*Objective*: Identify the lines that include the word "effects", then copy all of them.
──────────────────────────────
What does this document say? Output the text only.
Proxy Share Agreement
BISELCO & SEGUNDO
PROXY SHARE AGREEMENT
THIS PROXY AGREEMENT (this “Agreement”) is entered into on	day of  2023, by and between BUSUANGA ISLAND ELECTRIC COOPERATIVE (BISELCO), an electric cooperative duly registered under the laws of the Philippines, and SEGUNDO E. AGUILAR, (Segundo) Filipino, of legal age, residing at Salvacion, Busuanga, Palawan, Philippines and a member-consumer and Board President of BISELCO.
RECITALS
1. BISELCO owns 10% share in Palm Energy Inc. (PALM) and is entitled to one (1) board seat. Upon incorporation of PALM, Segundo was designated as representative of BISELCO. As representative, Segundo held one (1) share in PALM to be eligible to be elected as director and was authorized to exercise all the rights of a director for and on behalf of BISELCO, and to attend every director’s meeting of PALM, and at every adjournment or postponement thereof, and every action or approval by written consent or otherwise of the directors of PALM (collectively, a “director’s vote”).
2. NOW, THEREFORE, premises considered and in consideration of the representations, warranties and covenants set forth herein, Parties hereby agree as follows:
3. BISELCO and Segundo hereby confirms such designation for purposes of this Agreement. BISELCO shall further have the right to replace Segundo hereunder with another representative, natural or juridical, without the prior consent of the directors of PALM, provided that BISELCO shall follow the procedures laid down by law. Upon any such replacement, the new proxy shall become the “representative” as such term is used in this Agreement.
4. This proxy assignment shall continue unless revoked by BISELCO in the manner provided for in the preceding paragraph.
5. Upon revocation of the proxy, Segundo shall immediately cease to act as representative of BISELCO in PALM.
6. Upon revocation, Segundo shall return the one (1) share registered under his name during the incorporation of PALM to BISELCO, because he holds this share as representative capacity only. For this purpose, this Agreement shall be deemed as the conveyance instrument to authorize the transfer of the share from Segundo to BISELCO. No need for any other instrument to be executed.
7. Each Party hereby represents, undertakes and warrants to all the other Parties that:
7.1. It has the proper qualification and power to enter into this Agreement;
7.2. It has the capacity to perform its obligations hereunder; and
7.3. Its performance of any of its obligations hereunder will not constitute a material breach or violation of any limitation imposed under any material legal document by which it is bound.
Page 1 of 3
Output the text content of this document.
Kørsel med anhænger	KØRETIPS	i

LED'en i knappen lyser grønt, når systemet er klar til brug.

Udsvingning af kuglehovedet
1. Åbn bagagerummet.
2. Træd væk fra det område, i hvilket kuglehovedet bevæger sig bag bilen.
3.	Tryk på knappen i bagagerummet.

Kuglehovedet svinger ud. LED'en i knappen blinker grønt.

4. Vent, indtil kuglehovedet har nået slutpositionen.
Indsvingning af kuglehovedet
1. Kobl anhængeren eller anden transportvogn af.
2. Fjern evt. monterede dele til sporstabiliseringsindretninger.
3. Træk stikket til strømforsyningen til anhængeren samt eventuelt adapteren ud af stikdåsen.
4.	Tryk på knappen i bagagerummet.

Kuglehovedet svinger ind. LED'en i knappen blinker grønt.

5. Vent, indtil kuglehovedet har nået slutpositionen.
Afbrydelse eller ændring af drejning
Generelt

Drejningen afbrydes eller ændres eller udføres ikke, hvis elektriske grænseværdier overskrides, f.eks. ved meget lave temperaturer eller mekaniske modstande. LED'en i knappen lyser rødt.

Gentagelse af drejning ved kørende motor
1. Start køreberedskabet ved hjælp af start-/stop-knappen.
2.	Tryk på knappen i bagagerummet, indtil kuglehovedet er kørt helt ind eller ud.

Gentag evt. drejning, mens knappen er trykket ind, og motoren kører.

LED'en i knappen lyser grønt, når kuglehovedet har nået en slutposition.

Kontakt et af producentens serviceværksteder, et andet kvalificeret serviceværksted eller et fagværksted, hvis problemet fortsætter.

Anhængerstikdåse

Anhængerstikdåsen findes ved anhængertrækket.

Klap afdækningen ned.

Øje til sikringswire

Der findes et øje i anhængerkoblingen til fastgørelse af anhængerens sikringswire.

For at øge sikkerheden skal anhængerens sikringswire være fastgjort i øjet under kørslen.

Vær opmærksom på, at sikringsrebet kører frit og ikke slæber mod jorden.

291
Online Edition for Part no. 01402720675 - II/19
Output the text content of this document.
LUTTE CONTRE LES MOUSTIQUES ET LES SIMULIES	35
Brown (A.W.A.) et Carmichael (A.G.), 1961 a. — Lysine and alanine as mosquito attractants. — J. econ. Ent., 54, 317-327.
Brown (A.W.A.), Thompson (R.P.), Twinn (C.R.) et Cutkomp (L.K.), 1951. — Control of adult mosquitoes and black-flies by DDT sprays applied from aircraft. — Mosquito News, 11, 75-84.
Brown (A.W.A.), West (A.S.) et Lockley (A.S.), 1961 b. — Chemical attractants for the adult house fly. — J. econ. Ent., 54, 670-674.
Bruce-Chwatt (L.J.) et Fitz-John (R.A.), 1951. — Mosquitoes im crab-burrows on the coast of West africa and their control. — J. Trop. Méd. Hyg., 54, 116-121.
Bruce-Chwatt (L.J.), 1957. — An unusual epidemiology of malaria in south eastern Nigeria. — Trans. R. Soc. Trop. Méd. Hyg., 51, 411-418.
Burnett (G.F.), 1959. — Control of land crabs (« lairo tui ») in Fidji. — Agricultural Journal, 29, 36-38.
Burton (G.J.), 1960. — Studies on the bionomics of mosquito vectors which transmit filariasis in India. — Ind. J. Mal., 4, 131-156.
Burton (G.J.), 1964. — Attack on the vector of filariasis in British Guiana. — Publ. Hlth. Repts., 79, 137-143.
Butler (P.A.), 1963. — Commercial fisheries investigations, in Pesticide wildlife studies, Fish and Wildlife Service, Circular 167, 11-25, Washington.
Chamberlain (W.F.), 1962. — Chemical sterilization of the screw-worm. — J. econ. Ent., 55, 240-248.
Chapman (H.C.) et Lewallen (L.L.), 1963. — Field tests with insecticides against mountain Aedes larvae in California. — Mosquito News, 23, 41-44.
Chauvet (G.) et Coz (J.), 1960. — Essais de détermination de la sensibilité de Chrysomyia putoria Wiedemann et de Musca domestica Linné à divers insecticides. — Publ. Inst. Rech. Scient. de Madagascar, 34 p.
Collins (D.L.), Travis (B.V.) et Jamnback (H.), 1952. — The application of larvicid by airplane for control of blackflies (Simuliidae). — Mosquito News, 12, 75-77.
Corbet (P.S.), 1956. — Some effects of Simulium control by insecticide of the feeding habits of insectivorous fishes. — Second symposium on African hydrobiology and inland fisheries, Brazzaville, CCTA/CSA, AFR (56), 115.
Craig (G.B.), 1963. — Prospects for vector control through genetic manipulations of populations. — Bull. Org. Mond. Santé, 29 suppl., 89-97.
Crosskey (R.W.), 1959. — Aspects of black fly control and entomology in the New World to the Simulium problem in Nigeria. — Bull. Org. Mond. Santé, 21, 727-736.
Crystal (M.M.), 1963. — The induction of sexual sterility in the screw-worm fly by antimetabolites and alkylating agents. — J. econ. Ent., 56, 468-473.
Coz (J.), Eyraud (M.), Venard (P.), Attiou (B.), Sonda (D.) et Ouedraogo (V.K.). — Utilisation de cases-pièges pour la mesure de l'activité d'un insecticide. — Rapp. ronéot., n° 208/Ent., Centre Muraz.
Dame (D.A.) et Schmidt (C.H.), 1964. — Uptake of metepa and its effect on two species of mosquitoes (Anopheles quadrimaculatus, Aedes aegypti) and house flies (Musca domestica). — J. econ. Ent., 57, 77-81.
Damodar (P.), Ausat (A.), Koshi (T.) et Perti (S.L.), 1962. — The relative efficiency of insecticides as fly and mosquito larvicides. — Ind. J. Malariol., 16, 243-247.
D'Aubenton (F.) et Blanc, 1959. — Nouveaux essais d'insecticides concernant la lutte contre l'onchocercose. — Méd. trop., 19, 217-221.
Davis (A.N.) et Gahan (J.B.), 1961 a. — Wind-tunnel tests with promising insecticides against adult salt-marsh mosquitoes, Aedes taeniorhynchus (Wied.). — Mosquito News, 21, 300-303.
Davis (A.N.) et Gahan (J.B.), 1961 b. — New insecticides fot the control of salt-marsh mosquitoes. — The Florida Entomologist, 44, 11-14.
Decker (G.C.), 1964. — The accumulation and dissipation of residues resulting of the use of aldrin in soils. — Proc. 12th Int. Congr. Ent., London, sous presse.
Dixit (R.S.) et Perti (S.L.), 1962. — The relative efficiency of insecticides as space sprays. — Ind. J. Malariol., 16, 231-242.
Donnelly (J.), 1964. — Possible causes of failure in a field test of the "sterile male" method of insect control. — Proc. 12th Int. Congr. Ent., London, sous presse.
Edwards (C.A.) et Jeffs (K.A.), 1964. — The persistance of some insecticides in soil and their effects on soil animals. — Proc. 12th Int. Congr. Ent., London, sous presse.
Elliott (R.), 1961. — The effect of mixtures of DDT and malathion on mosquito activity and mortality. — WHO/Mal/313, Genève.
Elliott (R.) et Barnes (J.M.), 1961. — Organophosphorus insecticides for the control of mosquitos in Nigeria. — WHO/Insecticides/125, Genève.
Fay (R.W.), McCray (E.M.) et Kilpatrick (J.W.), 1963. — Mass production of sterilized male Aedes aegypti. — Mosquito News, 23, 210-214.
──────────────────────────────
*Output of the exercise*:
Corbet (P.S.), 1956. — Some effects of Simulium control by insecticide of the feeding habits of insectivorous fishes. — Second symposium on African hydrobiology and inland fisheries, Brazzaville, CCTA/CSA, AFR (56), 115.
Edwards (C.A.) et Jeffs (K.A.), 1964. — The persistance of some insecticides in soil and their effects on soil animals. — Proc. 12th Int. Congr. Ent., London, sous presse.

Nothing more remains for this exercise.